### What to work on
Produce an exact copy of all the records.

### Record list
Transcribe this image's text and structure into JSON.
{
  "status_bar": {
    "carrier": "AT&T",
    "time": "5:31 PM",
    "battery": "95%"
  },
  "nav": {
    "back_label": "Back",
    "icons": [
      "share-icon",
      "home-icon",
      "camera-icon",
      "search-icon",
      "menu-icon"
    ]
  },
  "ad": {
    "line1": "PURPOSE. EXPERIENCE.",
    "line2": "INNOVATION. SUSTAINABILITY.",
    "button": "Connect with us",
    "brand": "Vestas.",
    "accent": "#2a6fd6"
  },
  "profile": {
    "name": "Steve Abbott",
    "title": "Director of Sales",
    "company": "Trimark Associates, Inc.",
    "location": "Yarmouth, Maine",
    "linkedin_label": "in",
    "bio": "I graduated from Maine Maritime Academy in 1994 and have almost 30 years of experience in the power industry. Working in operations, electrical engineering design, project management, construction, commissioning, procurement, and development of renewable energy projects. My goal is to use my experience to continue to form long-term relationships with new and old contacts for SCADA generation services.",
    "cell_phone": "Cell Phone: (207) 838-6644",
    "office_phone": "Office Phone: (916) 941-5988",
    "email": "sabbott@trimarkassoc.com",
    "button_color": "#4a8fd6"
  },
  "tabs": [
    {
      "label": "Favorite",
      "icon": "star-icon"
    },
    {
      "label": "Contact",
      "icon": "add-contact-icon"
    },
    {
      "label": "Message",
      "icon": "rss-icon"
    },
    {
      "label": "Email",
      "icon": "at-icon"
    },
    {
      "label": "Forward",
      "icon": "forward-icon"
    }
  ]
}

### Output for this task
Transcribe this image's text and structure into JSON.
{
  "status_bar": {
    "carrier": "AT&T",
    "time": "5:31 PM",
    "battery": "95%"
  },
  "nav": {
    "back_label": "Back",
    "icons": [
      "share-icon",
      "home-icon",
      "camera-icon",
      "search-icon",
      "menu-icon"
    ]
  },
  "ad": {
    "line1": "PURPOSE. EXPERIENCE.",
    "line2": "INNOVATION. SUSTAINABILITY.",
    "button": "Connect with us",
    "brand": "Vestas.",
    "accent": "#2a6fd6"
  },
  "profile": {
    "name": "Steve Abbott",
    "title": "Director of Sales",
    "company": "Trimark Associates, Inc.",
    "location": "Yarmouth, Maine",
    "linkedin_label": "in",
    "bio": "I graduated from Maine Maritime Academy in 1994 and have almost 30 years of experience in the power industry. Working in operations, electrical engineering design, project management, construction, commissioning, procurement, and development of renewable energy projects. My goal is to use my experience to continue to form long-term relationships with new and old contacts for SCADA generation services.",
    "cell_phone": "Cell Phone: (207) 838-6644",
    "office_phone": "Office Phone: (916) 941-5988",
    "email": "sabbott@trimarkassoc.com",
    "button_color": "#4a8fd6"
  },
  "tabs": [
    {
      "label": "Favorite",
      "icon": "star-icon"
    },
    {
      "label": "Contact",
      "icon": "add-contact-icon"
    },
    {
      "label": "Message",
      "icon": "rss-icon"
    },
    {
      "label": "Email",
      "icon": "at-icon"
    },
    {
      "label": "Forward",
      "icon": "forward-icon"
    }
  ]
}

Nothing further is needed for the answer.